EXTRACTED MATERIAL →
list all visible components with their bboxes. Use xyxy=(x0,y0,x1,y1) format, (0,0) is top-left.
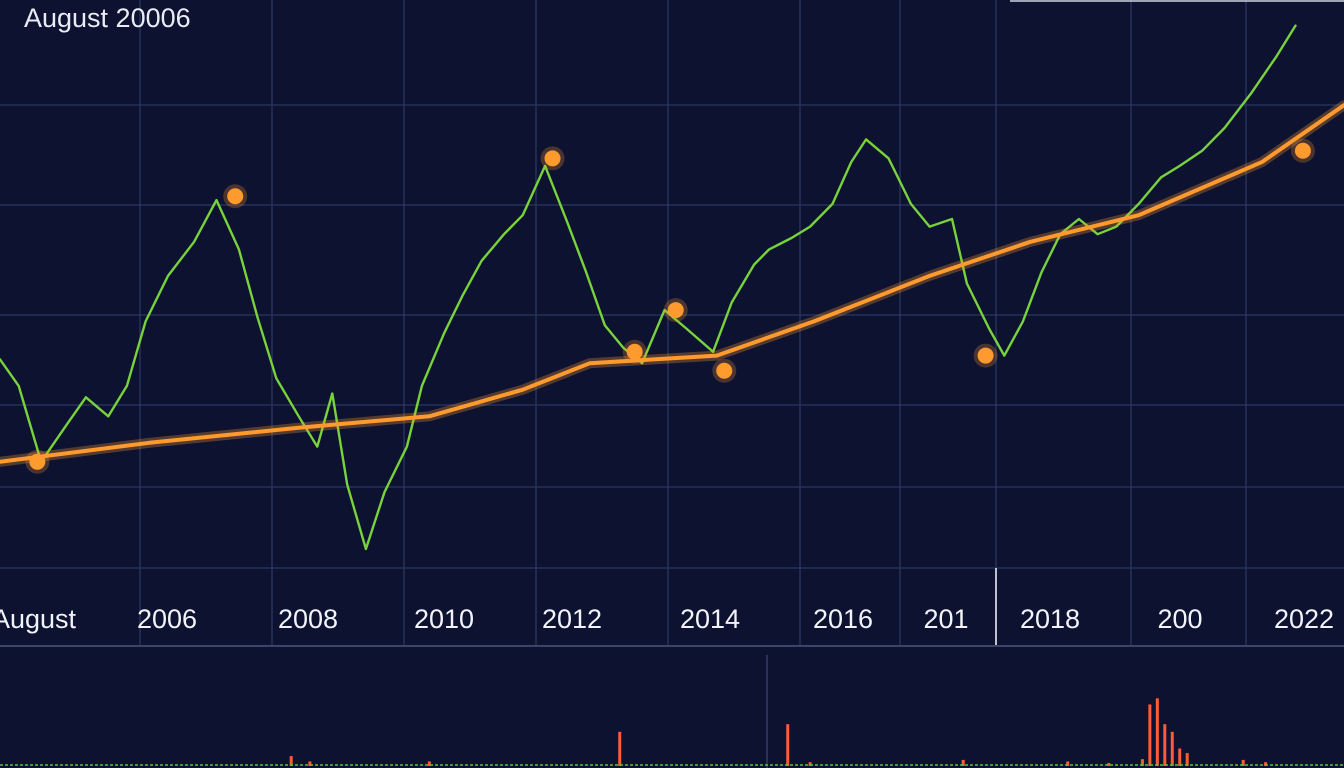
highlight-point xyxy=(227,188,244,205)
trend-line xyxy=(0,103,1344,464)
x-tick-label: 2018 xyxy=(1020,604,1080,634)
x-tick-label: 2010 xyxy=(414,604,474,634)
highlight-point xyxy=(667,302,684,319)
x-tick-label: 2012 xyxy=(542,604,602,634)
highlight-point xyxy=(716,362,733,379)
volume-bar xyxy=(427,761,431,766)
highlight-point xyxy=(29,453,46,470)
x-tick-label: 2006 xyxy=(137,604,197,634)
volume-bar xyxy=(1178,748,1182,766)
chart-title: August 20006 xyxy=(24,3,191,33)
highlight-point xyxy=(1294,142,1311,159)
trend-line-glow xyxy=(0,100,1344,467)
volume-bar xyxy=(786,724,790,766)
volume-bar xyxy=(1264,762,1268,766)
x-axis-ticks: August 2006 2008 2010 2012 2014 2016 201 2018 200… xyxy=(0,604,1334,634)
volume-bar xyxy=(618,731,622,766)
volume-bar xyxy=(1163,724,1167,766)
x-tick-label: 201 xyxy=(923,604,968,634)
volume-bar xyxy=(1170,731,1174,766)
volume-bar xyxy=(1185,753,1189,766)
volume-bar xyxy=(289,756,293,766)
volume-bar xyxy=(1148,704,1152,766)
volume-bar xyxy=(961,759,965,766)
volume-bar xyxy=(308,761,312,766)
volume-bar xyxy=(1155,698,1159,766)
volume-bar xyxy=(1107,762,1111,766)
highlight-point xyxy=(626,343,643,360)
highlight-point xyxy=(544,150,561,167)
x-tick-label: 2022 xyxy=(1274,604,1334,634)
volume-bars xyxy=(0,698,1344,766)
price-series xyxy=(0,24,1344,551)
volume-bar xyxy=(1241,759,1245,766)
x-tick-label: 200 xyxy=(1157,604,1202,634)
x-tick-label: 2016 xyxy=(813,604,873,634)
highlight-point xyxy=(977,347,994,364)
volume-bar xyxy=(1140,759,1144,766)
volume-bar xyxy=(808,762,812,766)
price-line xyxy=(0,24,1297,551)
x-tick-label: 2008 xyxy=(278,604,338,634)
highlighted-points xyxy=(25,138,1315,474)
x-tick-label: August xyxy=(0,604,77,634)
x-tick-label: 2014 xyxy=(680,604,740,634)
volume-bar xyxy=(1066,761,1070,766)
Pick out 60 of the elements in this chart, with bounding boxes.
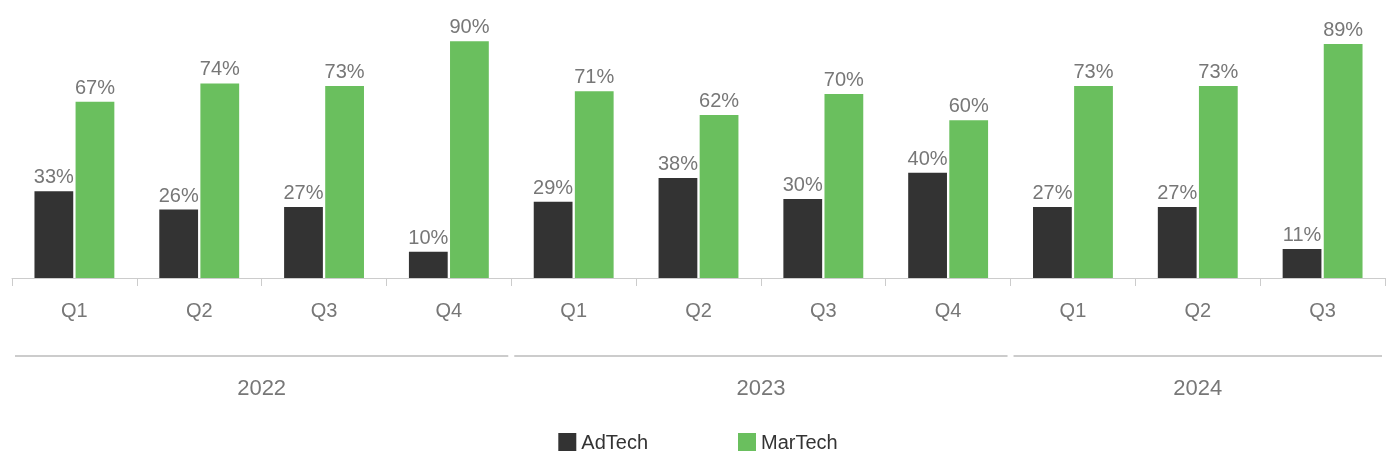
- text: 2023: [736, 374, 786, 400]
- text: 2022: [237, 374, 287, 400]
- data-label: 30%: [782, 173, 823, 196]
- bar: [75, 101, 115, 278]
- bar: [1157, 206, 1197, 278]
- bar: [908, 172, 947, 278]
- x-tick-label: Q4: [435, 299, 463, 321]
- legend-label: MarTech: [761, 431, 838, 453]
- data-label: 11%: [1282, 223, 1322, 246]
- x-tick-label: Q3: [310, 299, 338, 321]
- bar: [658, 178, 698, 278]
- data-label: 27%: [1032, 180, 1073, 203]
- bar: [1198, 86, 1238, 278]
- data-label: 27%: [283, 180, 324, 203]
- data-label: 60%: [948, 94, 989, 117]
- bar: [699, 114, 739, 278]
- data-label: 70%: [823, 67, 865, 90]
- data-label: 73%: [324, 60, 365, 83]
- data-label: 73%: [1073, 60, 1114, 83]
- bar: [533, 201, 573, 278]
- bar: [34, 191, 74, 278]
- bar: [824, 93, 864, 278]
- x-tick-label: Q4: [934, 299, 962, 321]
- bar: [200, 83, 240, 278]
- bar: [325, 86, 364, 278]
- x-tick-label: Q1: [1059, 299, 1087, 321]
- data-label: 62%: [699, 88, 740, 111]
- data-label: 90%: [449, 15, 490, 38]
- x-tick-label: Q3: [809, 299, 837, 321]
- x-tick-label: Q2: [1184, 299, 1212, 321]
- bar: [408, 251, 448, 278]
- data-label: 10%: [408, 225, 449, 248]
- data-label: 74%: [199, 57, 241, 80]
- bar: [1282, 249, 1322, 278]
- x-tick-label: Q1: [61, 299, 88, 321]
- bar: [1033, 206, 1072, 278]
- data-label: 29%: [533, 175, 574, 198]
- x-tick-label: Q3: [1309, 299, 1336, 321]
- bar: [450, 41, 489, 278]
- bar: [949, 120, 989, 278]
- bar: [1074, 86, 1113, 278]
- data-label: 33%: [33, 165, 75, 188]
- data-label: 73%: [1198, 60, 1239, 83]
- data-label: 89%: [1323, 17, 1364, 40]
- x-tick-label: Q2: [685, 299, 712, 321]
- bar: [783, 199, 823, 278]
- legend-label: AdTech: [581, 431, 649, 453]
- data-label: 27%: [1157, 180, 1198, 203]
- bar: [1323, 43, 1363, 278]
- data-label: 38%: [657, 152, 699, 175]
- x-tick-label: Q2: [185, 299, 213, 321]
- data-label: 71%: [574, 65, 615, 88]
- bar: [284, 206, 323, 278]
- bar: [574, 91, 614, 278]
- data-label: 40%: [907, 146, 948, 169]
- x-tick-label: Q1: [560, 299, 588, 321]
- bar: [159, 209, 199, 278]
- text: 2024: [1173, 374, 1223, 400]
- data-label: 67%: [74, 75, 116, 98]
- data-label: 26%: [158, 183, 199, 206]
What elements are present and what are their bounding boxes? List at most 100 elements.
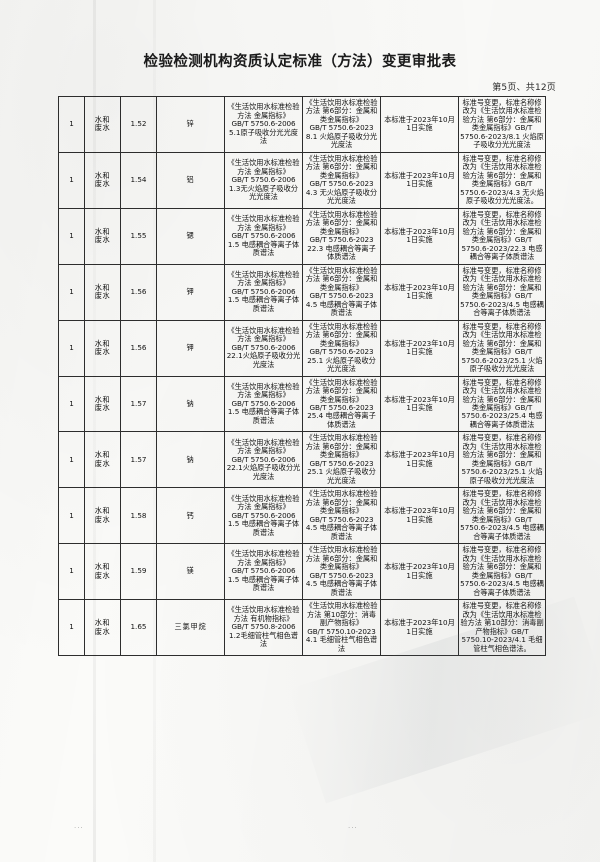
cell-parameter: 钾 — [156, 263, 225, 321]
cell-code: 1.56 — [120, 319, 157, 377]
old-standard-code: GB/T 5750.6-2006 — [231, 119, 296, 129]
new-standard-name: 《生活饮用水标准检验方法 第6部分：金属和类金属指标》 — [305, 377, 378, 404]
standards-change-table-wrap: 1 水和 废水 1.52 锌《生活饮用水标准检验方法 金属指标》 GB/T 5750.6-… — [58, 96, 546, 657]
bottom-smudge-center: ··· — [348, 824, 358, 832]
cell-seq: 1 — [58, 263, 85, 321]
cell-change-remark: 标准号变更，标准名称修改为《生活饮用水标准检验方法 第6部分：金属和类金属指标》… — [458, 431, 546, 489]
cell-parameter: 镁 — [156, 543, 225, 601]
cell-parameter: 钾 — [156, 319, 225, 377]
cell-implementation-date: 本标准于2023年10月1日实施 — [380, 263, 459, 321]
page-number-label: 第5页、共12页 — [492, 83, 556, 93]
cell-code: 1.57 — [120, 375, 157, 433]
old-standard-code: GB/T 5750.6-2006 — [231, 286, 296, 296]
old-standard-name: 《生活饮用水标准检验方法 金属指标》 — [227, 437, 300, 456]
cell-old-standard: 《生活饮用水标准检验方法 金属指标》 GB/T 5750.6-2006 1.5 电感… — [224, 263, 303, 321]
cell-code: 1.58 — [120, 487, 157, 545]
new-standard-code: GB/T 5750.10-2023 — [307, 626, 376, 636]
cell-code: 1.55 — [120, 207, 157, 265]
table-row: 1 水和 废水 1.54 铝《生活饮用水标准检验方法 金属指标》 GB/T 5750.6-… — [58, 151, 546, 209]
cell-old-standard: 《生活饮用水标准检验方法 金属指标》 GB/T 5750.6-2006 1.3无火焰… — [224, 151, 303, 209]
cell-implementation-date: 本标准于2023年10月1日实施 — [380, 431, 459, 489]
old-standard-code: GB/T 5750.6-2006 — [231, 566, 296, 576]
cell-old-standard: 《生活饮用水标准检验方法 金属指标》 GB/T 5750.6-2006 1.5 电感… — [224, 543, 303, 601]
cell-new-standard: 《生活饮用水标准检验方法 第10部分：消毒副产物指标》 GB/T 5750.10-… — [302, 599, 381, 657]
cell-change-remark: 标准号变更，标准名称修改为《生活饮用水标准检验方法 第6部分：金属和类金属指标》… — [458, 207, 546, 265]
cell-code: 1.54 — [120, 151, 157, 209]
new-standard-code: GB/T 5750.6-2023 — [309, 514, 374, 524]
cell-new-standard: 《生活饮用水标准检验方法 第6部分：金属和类金属指标》 GB/T 5750.6-2… — [302, 96, 381, 153]
cell-matrix: 水和 废水 — [84, 543, 121, 601]
table-body: 1 水和 废水 1.52 锌《生活饮用水标准检验方法 金属指标》 GB/T 5750.6-… — [58, 96, 546, 657]
cell-code: 1.56 — [120, 263, 157, 321]
new-standard-name: 《生活饮用水标准检验方法 第6部分：金属和类金属指标》 — [305, 265, 378, 292]
new-standard-code: GB/T 5750.6-2023 — [309, 123, 374, 133]
old-standard-name: 《生活饮用水标准检验方法 金属指标》 — [227, 325, 300, 344]
new-standard-clause: 25.1 火焰原子吸收分光光度法 — [307, 467, 376, 485]
cell-old-standard: 《生活饮用水标准检验方法 金属指标》 GB/T 5750.6-2006 5.1原子吸… — [224, 96, 303, 153]
cell-matrix: 水和 废水 — [84, 263, 121, 321]
table-row: 1 水和 废水 1.55 锶《生活饮用水标准检验方法 金属指标》 GB/T 5750.6-… — [58, 207, 546, 265]
cell-old-standard: 《生活饮用水标准检验方法 金属指标》 GB/T 5750.6-2006 1.5 电感… — [224, 487, 303, 545]
cell-change-remark: 标准号变更，标准名称修改为《生活饮用水标准检验方法 第6部分：金属和类金属指标》… — [458, 487, 546, 545]
cell-code: 1.59 — [120, 543, 157, 601]
standards-change-table: 1 水和 废水 1.52 锌《生活饮用水标准检验方法 金属指标》 GB/T 5750.6-… — [58, 96, 546, 657]
new-standard-clause: 4.1 毛细管柱气相色谱法 — [305, 635, 378, 653]
new-standard-code: GB/T 5750.6-2023 — [309, 570, 374, 580]
new-standard-code: GB/T 5750.6-2023 — [309, 347, 374, 357]
cell-seq: 1 — [58, 207, 85, 265]
table-row: 1 水和 废水 1.56 钾《生活饮用水标准检验方法 金属指标》 GB/T 5750.6-… — [58, 319, 546, 377]
cell-new-standard: 《生活饮用水标准检验方法 第6部分：金属和类金属指标》 GB/T 5750.6-2… — [302, 543, 381, 601]
cell-seq: 1 — [58, 375, 85, 433]
old-standard-clause: 1.5 电感耦合等离子体质谱法 — [227, 295, 300, 313]
new-standard-code: GB/T 5750.6-2023 — [309, 458, 374, 468]
new-standard-name: 《生活饮用水标准检验方法 第6部分：金属和类金属指标》 — [305, 98, 378, 124]
cell-seq: 1 — [58, 96, 85, 153]
old-standard-clause: 22.1火焰原子吸收分光光度法 — [226, 351, 301, 369]
cell-parameter: 锌 — [156, 96, 225, 153]
new-standard-clause: 4.5 电感耦合等离子体质谱法 — [305, 299, 378, 318]
old-standard-clause: 1.2毛细管柱气相色谱法 — [229, 630, 298, 649]
cell-matrix: 水和 废水 — [84, 599, 121, 657]
cell-matrix: 水和 废水 — [84, 151, 121, 209]
old-standard-name: 《生活饮用水标准检验方法 金属指标》 — [227, 549, 300, 567]
new-standard-name: 《生活饮用水标准检验方法 第6部分：金属和类金属指标》 — [305, 433, 378, 460]
cell-implementation-date: 本标准于2023年10月1日实施 — [380, 151, 459, 209]
new-standard-clause: 8.1 火焰原子吸收分光光度法 — [305, 131, 378, 150]
old-standard-clause: 22.1火焰原子吸收分光光度法 — [226, 463, 301, 481]
cell-old-standard: 《生活饮用水标准检验方法 金属指标》 GB/T 5750.6-2006 1.5 电感… — [224, 207, 303, 265]
cell-old-standard: 《生活饮用水标准检验方法 金属指标》 GB/T 5750.6-2006 1.5 电感… — [224, 375, 303, 433]
cell-change-remark: 标准号变更，标准名称修改为《生活饮用水标准检验方法 第6部分：金属和类金属指标》… — [458, 263, 546, 321]
new-standard-name: 《生活饮用水标准检验方法 第6部分：金属和类金属指标》 — [305, 153, 378, 180]
new-standard-name: 《生活饮用水标准检验方法 第10部分：消毒副产物指标》 — [305, 601, 378, 628]
cell-code: 1.52 — [120, 96, 157, 153]
cell-new-standard: 《生活饮用水标准检验方法 第6部分：金属和类金属指标》 GB/T 5750.6-2… — [302, 151, 381, 209]
new-standard-code: GB/T 5750.6-2023 — [309, 402, 374, 412]
old-standard-name: 《生活饮用水标准检验方法 金属指标》 — [227, 102, 300, 120]
cell-matrix: 水和 废水 — [84, 487, 121, 545]
page-title: 检验检测机构资质认定标准（方法）变更审批表 — [143, 54, 457, 70]
table-row: 1 水和 废水 1.65 三氯甲烷 《生活饮用水标准检验方法 有机物指标》 GB/T 575… — [58, 599, 546, 657]
new-standard-name: 《生活饮用水标准检验方法 第6部分：金属和类金属指标》 — [305, 545, 378, 572]
new-standard-clause: 4.3 无火焰原子吸收分光光度法 — [305, 187, 378, 206]
old-standard-clause: 1.3无火焰原子吸收分光光度法 — [229, 183, 298, 202]
cell-implementation-date: 本标准于2023年10月1日实施 — [380, 207, 459, 265]
new-standard-clause: 4.5 电感耦合等离子体质谱法 — [305, 523, 378, 541]
cell-parameter: 三氯甲烷 — [156, 599, 225, 657]
old-standard-name: 《生活饮用水标准检验方法 金属指标》 — [227, 214, 300, 232]
cell-seq: 1 — [58, 151, 85, 209]
cell-parameter: 钠 — [156, 375, 225, 433]
new-standard-code: GB/T 5750.6-2023 — [309, 179, 374, 189]
old-standard-code: GB/T 5750.6-2006 — [231, 175, 296, 185]
cell-parameter: 钠 — [156, 431, 225, 489]
cell-parameter: 钙 — [156, 487, 225, 545]
cell-new-standard: 《生活饮用水标准检验方法 第6部分：金属和类金属指标》 GB/T 5750.6-2… — [302, 431, 381, 489]
new-standard-clause: 22.3 电感耦合等离子体质谱法 — [307, 243, 376, 262]
new-standard-name: 《生活饮用水标准检验方法 第6部分：金属和类金属指标》 — [305, 209, 378, 236]
cell-seq: 1 — [58, 487, 85, 545]
cell-seq: 1 — [58, 543, 85, 601]
old-standard-clause: 1.5 电感耦合等离子体质谱法 — [227, 239, 300, 257]
cell-change-remark: 标准号变更，标准名称修改为《生活饮用水标准检验方法 第10部分：消毒副产物指标》… — [458, 599, 546, 657]
old-standard-name: 《生活饮用水标准检验方法 金属指标》 — [227, 493, 300, 512]
cell-new-standard: 《生活饮用水标准检验方法 第6部分：金属和类金属指标》 GB/T 5750.6-2… — [302, 207, 381, 265]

DO THIS → Recast the listing, starting with the line that contains "highlight-point xyxy=(227,188,244,205)" and going on through the line that contains "Pick out 60", as a Markdown table with the columns Row and Line, leaving out any blank lines.

FULL RESPONSE →
| Row | Line |
|---|---|
| 1 | highlight-point xyxy=(227,188,244,205) |
| 2 | trend-line xyxy=(0,103,1344,464) |
| 3 | x-tick-label: 2018 xyxy=(1020,604,1080,634) |
| 4 | x-tick-label: 2010 xyxy=(414,604,474,634) |
| 5 | highlight-point xyxy=(667,302,684,319) |
| 6 | x-tick-label: 2012 xyxy=(542,604,602,634) |
| 7 | highlight-point xyxy=(716,362,733,379) |
| 8 | volume-bar xyxy=(427,761,431,766) |
| 9 | highlight-point xyxy=(29,453,46,470) |
| 10 | x-tick-label: 2006 xyxy=(137,604,197,634) |
| 11 | volume-bar xyxy=(1178,748,1182,766) |
| 12 | chart-title: August 20006 xyxy=(24,3,191,33) |
| 13 | highlight-point xyxy=(1294,142,1311,159) |
| 14 | trend-line-glow xyxy=(0,100,1344,467) |
| 15 | volume-bar xyxy=(786,724,790,766) |
| 16 | volume-bar xyxy=(1264,762,1268,766) |
| 17 | x-axis-ticks: August 2006 2008 2010 2012 2014 2016 201 2018 200… xyxy=(0,604,1334,634) |
| 18 | volume-bar xyxy=(618,731,622,766) |
| 19 | volume-bar xyxy=(1163,724,1167,766) |
| 20 | x-tick-label: 201 xyxy=(923,604,968,634) |
| 21 | volume-bar xyxy=(1170,731,1174,766) |
| 22 | volume-bar xyxy=(1185,753,1189,766) |
| 23 | volume-bar xyxy=(289,756,293,766) |
| 24 | volume-bar xyxy=(1148,704,1152,766) |
| 25 | volume-bar xyxy=(961,759,965,766) |
| 26 | volume-bar xyxy=(308,761,312,766) |
| 27 | volume-bar xyxy=(1155,698,1159,766) |
| 28 | volume-bar xyxy=(1107,762,1111,766) |
| 29 | highlight-point xyxy=(626,343,643,360) |
| 30 | highlight-point xyxy=(544,150,561,167) |
| 31 | x-tick-label: 2022 xyxy=(1274,604,1334,634) |
| 32 | volume-bars xyxy=(0,698,1344,766) |
| 33 | price-series xyxy=(0,24,1344,551) |
| 34 | volume-bar xyxy=(1241,759,1245,766) |
| 35 | x-tick-label: 200 xyxy=(1157,604,1202,634) |
| 36 | x-tick-label: 2016 xyxy=(813,604,873,634) |
| 37 | highlight-point xyxy=(977,347,994,364) |
| 38 | volume-bar xyxy=(1140,759,1144,766) |
| 39 | volume-bar xyxy=(808,762,812,766) |
| 40 | price-line xyxy=(0,24,1297,551) |
| 41 | x-tick-label: 2008 xyxy=(278,604,338,634) |
| 42 | highlighted-points xyxy=(25,138,1315,474) |
| 43 | x-tick-label: August xyxy=(0,604,77,634) |
| 44 | x-tick-label: 2014 xyxy=(680,604,740,634) |
| 45 | volume-bar xyxy=(1066,761,1070,766) |
| 46 | Pick out 60 of the elements in this chart, with bounding boxes. |